* _WHAT IS REQUIRED_
Starting at the line with "Transcribe this image's" in it, reproduce each line below through the last one, exactly, and include nothing else.

* _RECORDS FOR THIS TASK_
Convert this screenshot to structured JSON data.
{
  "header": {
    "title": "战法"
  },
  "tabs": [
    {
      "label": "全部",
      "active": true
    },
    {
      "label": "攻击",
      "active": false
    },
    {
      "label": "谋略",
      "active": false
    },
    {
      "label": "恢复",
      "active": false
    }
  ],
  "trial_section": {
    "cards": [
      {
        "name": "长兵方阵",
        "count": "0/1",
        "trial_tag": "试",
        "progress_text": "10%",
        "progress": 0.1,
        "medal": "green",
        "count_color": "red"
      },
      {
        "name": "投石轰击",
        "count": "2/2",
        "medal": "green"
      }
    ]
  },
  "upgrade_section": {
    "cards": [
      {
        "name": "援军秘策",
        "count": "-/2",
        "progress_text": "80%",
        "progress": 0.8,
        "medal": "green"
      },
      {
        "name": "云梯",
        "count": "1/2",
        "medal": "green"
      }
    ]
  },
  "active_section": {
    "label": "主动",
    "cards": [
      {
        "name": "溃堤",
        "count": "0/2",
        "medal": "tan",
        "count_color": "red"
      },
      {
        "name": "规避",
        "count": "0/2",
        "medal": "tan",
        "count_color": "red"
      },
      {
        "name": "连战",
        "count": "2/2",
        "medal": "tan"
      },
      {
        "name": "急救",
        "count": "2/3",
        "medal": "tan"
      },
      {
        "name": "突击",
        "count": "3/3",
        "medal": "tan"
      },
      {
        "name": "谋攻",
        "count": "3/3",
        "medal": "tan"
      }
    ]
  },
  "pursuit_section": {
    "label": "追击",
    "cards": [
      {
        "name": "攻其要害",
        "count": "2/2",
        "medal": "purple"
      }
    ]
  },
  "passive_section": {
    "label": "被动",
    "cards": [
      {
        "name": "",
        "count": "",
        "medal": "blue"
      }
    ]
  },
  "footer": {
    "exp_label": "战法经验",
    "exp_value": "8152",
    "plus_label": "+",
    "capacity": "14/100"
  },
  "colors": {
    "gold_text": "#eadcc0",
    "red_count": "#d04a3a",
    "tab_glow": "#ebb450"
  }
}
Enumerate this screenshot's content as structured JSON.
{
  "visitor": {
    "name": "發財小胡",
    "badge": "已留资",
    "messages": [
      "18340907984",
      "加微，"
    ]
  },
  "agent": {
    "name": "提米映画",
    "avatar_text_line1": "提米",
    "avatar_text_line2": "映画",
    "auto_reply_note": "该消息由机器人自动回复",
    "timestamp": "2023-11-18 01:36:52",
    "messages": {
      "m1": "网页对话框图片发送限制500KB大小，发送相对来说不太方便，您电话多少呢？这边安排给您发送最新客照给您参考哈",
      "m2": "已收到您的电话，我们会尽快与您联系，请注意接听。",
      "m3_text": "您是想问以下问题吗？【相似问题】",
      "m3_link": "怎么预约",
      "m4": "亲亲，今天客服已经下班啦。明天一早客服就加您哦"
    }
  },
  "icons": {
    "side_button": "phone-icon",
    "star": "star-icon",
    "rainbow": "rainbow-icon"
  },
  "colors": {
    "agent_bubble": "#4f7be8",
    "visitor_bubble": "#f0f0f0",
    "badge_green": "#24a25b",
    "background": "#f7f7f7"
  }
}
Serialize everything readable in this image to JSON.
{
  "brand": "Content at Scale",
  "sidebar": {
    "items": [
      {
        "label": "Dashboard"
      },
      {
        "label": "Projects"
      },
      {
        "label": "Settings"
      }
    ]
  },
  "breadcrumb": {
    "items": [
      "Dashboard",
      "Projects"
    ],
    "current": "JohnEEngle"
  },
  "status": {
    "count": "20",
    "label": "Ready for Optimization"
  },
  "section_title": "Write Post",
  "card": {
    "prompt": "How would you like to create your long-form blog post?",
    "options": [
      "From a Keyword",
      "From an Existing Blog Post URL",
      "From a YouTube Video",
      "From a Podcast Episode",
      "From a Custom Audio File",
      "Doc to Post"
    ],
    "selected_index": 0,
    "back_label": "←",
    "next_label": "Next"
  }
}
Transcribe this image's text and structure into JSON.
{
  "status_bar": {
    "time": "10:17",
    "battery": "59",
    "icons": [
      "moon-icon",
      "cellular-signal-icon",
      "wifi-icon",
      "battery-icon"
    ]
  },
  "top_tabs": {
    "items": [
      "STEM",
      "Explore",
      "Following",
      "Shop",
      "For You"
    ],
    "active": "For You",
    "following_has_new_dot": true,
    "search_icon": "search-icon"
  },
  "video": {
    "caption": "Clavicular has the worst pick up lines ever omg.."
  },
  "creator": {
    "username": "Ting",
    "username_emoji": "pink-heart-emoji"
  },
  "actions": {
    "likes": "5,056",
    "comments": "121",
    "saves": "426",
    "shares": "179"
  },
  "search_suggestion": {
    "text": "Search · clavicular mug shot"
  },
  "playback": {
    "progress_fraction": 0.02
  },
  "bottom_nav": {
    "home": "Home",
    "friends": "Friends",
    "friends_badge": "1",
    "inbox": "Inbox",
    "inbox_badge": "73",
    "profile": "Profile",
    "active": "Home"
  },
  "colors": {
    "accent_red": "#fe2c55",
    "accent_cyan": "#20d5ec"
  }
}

* _ANSWER BELOW_
Transcribe this image's text and structure into JSON.
{
  "status_bar": {
    "time": "10:17",
    "battery": "59",
    "icons": [
      "moon-icon",
      "cellular-signal-icon",
      "wifi-icon",
      "battery-icon"
    ]
  },
  "top_tabs": {
    "items": [
      "STEM",
      "Explore",
      "Following",
      "Shop",
      "For You"
    ],
    "active": "For You",
    "following_has_new_dot": true,
    "search_icon": "search-icon"
  },
  "video": {
    "caption": "Clavicular has the worst pick up lines ever omg.."
  },
  "creator": {
    "username": "Ting",
    "username_emoji": "pink-heart-emoji"
  },
  "actions": {
    "likes": "5,056",
    "comments": "121",
    "saves": "426",
    "shares": "179"
  },
  "search_suggestion": {
    "text": "Search · clavicular mug shot"
  },
  "playback": {
    "progress_fraction": 0.02
  },
  "bottom_nav": {
    "home": "Home",
    "friends": "Friends",
    "friends_badge": "1",
    "inbox": "Inbox",
    "inbox_badge": "73",
    "profile": "Profile",
    "active": "Home"
  },
  "colors": {
    "accent_red": "#fe2c55",
    "accent_cyan": "#20d5ec"
  }
}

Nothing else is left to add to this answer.